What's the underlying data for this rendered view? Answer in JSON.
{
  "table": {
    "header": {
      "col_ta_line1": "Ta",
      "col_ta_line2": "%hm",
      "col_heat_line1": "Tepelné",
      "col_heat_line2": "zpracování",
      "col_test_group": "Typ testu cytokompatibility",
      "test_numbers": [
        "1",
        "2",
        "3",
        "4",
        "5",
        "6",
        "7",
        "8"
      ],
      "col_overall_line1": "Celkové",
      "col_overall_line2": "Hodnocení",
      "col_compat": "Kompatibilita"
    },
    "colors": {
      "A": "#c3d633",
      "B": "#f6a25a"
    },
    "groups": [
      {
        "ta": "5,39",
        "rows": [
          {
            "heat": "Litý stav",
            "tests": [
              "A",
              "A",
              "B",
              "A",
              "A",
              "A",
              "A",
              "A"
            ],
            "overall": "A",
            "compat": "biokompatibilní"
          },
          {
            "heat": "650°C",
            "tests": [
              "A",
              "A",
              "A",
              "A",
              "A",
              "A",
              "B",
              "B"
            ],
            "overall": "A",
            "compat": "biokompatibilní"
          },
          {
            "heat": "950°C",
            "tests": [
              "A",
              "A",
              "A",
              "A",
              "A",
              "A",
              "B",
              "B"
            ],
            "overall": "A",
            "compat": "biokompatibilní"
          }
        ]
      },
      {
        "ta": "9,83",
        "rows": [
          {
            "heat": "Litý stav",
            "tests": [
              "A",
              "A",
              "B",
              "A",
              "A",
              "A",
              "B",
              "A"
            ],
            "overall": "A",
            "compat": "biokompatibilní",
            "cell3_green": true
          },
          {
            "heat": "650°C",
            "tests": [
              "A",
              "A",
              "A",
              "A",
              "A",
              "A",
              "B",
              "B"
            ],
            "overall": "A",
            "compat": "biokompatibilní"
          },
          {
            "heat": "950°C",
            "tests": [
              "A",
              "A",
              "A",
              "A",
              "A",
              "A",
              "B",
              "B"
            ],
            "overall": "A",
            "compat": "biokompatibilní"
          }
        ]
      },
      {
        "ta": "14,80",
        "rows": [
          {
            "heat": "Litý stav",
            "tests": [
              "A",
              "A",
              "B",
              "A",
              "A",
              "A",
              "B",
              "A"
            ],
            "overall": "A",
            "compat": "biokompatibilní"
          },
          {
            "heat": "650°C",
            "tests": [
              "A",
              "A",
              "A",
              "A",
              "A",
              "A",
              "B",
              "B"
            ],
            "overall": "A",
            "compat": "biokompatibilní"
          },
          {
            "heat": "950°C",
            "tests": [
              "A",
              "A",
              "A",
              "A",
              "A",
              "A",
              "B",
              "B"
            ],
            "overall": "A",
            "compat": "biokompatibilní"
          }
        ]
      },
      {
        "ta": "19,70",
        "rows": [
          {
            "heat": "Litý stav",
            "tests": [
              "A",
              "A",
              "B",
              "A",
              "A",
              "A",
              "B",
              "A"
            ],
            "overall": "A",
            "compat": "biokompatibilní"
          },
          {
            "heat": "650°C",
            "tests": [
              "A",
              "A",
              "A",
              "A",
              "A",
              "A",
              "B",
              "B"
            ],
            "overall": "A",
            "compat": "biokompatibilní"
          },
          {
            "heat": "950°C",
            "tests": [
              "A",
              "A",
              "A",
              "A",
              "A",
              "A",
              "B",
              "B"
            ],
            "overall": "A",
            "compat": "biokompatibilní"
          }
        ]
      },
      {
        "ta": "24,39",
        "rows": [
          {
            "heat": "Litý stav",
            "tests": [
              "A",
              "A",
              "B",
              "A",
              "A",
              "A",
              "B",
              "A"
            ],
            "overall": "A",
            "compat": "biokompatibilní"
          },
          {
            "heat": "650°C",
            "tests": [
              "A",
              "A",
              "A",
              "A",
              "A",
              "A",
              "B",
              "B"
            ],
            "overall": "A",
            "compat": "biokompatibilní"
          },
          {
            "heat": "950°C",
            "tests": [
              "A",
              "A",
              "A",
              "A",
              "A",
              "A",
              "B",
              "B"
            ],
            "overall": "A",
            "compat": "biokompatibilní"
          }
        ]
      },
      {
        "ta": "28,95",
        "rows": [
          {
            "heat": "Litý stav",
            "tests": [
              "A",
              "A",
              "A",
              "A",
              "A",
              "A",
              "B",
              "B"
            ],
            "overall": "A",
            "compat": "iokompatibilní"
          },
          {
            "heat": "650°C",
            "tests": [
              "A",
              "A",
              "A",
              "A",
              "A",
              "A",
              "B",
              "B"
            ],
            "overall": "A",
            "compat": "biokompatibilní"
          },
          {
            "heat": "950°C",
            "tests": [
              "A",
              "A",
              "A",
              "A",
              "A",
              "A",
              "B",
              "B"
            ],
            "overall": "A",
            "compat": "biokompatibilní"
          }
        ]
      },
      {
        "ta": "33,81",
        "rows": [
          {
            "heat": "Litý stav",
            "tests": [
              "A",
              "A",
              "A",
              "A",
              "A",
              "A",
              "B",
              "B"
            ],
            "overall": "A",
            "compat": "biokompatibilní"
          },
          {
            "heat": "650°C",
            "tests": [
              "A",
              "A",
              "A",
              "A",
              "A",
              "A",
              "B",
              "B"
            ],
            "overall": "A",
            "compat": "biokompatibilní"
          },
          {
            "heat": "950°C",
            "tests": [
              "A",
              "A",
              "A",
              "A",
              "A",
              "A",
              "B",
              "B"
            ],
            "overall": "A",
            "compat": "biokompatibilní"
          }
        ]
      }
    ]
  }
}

**Your instructions:** Copy each record from above exactly, and include every line.

**Output below:**
What's the underlying data for this rendered view? Answer in JSON.
{
  "table": {
    "header": {
      "col_ta_line1": "Ta",
      "col_ta_line2": "%hm",
      "col_heat_line1": "Tepelné",
      "col_heat_line2": "zpracování",
      "col_test_group": "Typ testu cytokompatibility",
      "test_numbers": [
        "1",
        "2",
        "3",
        "4",
        "5",
        "6",
        "7",
        "8"
      ],
      "col_overall_line1": "Celkové",
      "col_overall_line2": "Hodnocení",
      "col_compat": "Kompatibilita"
    },
    "colors": {
      "A": "#c3d633",
      "B": "#f6a25a"
    },
    "groups": [
      {
        "ta": "5,39",
        "rows": [
          {
            "heat": "Litý stav",
            "tests": [
              "A",
              "A",
              "B",
              "A",
              "A",
              "A",
              "A",
              "A"
            ],
            "overall": "A",
            "compat": "biokompatibilní"
          },
          {
            "heat": "650°C",
            "tests": [
              "A",
              "A",
              "A",
              "A",
              "A",
              "A",
              "B",
              "B"
            ],
            "overall": "A",
            "compat": "biokompatibilní"
          },
          {
            "heat": "950°C",
            "tests": [
              "A",
              "A",
              "A",
              "A",
              "A",
              "A",
              "B",
              "B"
            ],
            "overall": "A",
            "compat": "biokompatibilní"
          }
        ]
      },
      {
        "ta": "9,83",
        "rows": [
          {
            "heat": "Litý stav",
            "tests": [
              "A",
              "A",
              "B",
              "A",
              "A",
              "A",
              "B",
              "A"
            ],
            "overall": "A",
            "compat": "biokompatibilní",
            "cell3_green": true
          },
          {
            "heat": "650°C",
            "tests": [
              "A",
              "A",
              "A",
              "A",
              "A",
              "A",
              "B",
              "B"
            ],
            "overall": "A",
            "compat": "biokompatibilní"
          },
          {
            "heat": "950°C",
            "tests": [
              "A",
              "A",
              "A",
              "A",
              "A",
              "A",
              "B",
              "B"
            ],
            "overall": "A",
            "compat": "biokompatibilní"
          }
        ]
      },
      {
        "ta": "14,80",
        "rows": [
          {
            "heat": "Litý stav",
            "tests": [
              "A",
              "A",
              "B",
              "A",
              "A",
              "A",
              "B",
              "A"
            ],
            "overall": "A",
            "compat": "biokompatibilní"
          },
          {
            "heat": "650°C",
            "tests": [
              "A",
              "A",
              "A",
              "A",
              "A",
              "A",
              "B",
              "B"
            ],
            "overall": "A",
            "compat": "biokompatibilní"
          },
          {
            "heat": "950°C",
            "tests": [
              "A",
              "A",
              "A",
              "A",
              "A",
              "A",
              "B",
              "B"
            ],
            "overall": "A",
            "compat": "biokompatibilní"
          }
        ]
      },
      {
        "ta": "19,70",
        "rows": [
          {
            "heat": "Litý stav",
            "tests": [
              "A",
              "A",
              "B",
              "A",
              "A",
              "A",
              "B",
              "A"
            ],
            "overall": "A",
            "compat": "biokompatibilní"
          },
          {
            "heat": "650°C",
            "tests": [
              "A",
              "A",
              "A",
              "A",
              "A",
              "A",
              "B",
              "B"
            ],
            "overall": "A",
            "compat": "biokompatibilní"
          },
          {
            "heat": "950°C",
            "tests": [
              "A",
              "A",
              "A",
              "A",
              "A",
              "A",
              "B",
              "B"
            ],
            "overall": "A",
            "compat": "biokompatibilní"
          }
        ]
      },
      {
        "ta": "24,39",
        "rows": [
          {
            "heat": "Litý stav",
            "tests": [
              "A",
              "A",
              "B",
              "A",
              "A",
              "A",
              "B",
              "A"
            ],
            "overall": "A",
            "compat": "biokompatibilní"
          },
          {
            "heat": "650°C",
            "tests": [
              "A",
              "A",
              "A",
              "A",
              "A",
              "A",
              "B",
              "B"
            ],
            "overall": "A",
            "compat": "biokompatibilní"
          },
          {
            "heat": "950°C",
            "tests": [
              "A",
              "A",
              "A",
              "A",
              "A",
              "A",
              "B",
              "B"
            ],
            "overall": "A",
            "compat": "biokompatibilní"
          }
        ]
      },
      {
        "ta": "28,95",
        "rows": [
          {
            "heat": "Litý stav",
            "tests": [
              "A",
              "A",
              "A",
              "A",
              "A",
              "A",
              "B",
              "B"
            ],
            "overall": "A",
            "compat": "iokompatibilní"
          },
          {
            "heat": "650°C",
            "tests": [
              "A",
              "A",
              "A",
              "A",
              "A",
              "A",
              "B",
              "B"
            ],
            "overall": "A",
            "compat": "biokompatibilní"
          },
          {
            "heat": "950°C",
            "tests": [
              "A",
              "A",
              "A",
              "A",
              "A",
              "A",
              "B",
              "B"
            ],
            "overall": "A",
            "compat": "biokompatibilní"
          }
        ]
      },
      {
        "ta": "33,81",
        "rows": [
          {
            "heat": "Litý stav",
            "tests": [
              "A",
              "A",
              "A",
              "A",
              "A",
              "A",
              "B",
              "B"
            ],
            "overall": "A",
            "compat": "biokompatibilní"
          },
          {
            "heat": "650°C",
            "tests": [
              "A",
              "A",
              "A",
              "A",
              "A",
              "A",
              "B",
              "B"
            ],
            "overall": "A",
            "compat": "biokompatibilní"
          },
          {
            "heat": "950°C",
            "tests": [
              "A",
              "A",
              "A",
              "A",
              "A",
              "A",
              "B",
              "B"
            ],
            "overall": "A",
            "compat": "biokompatibilní"
          }
        ]
      }
    ]
  }
}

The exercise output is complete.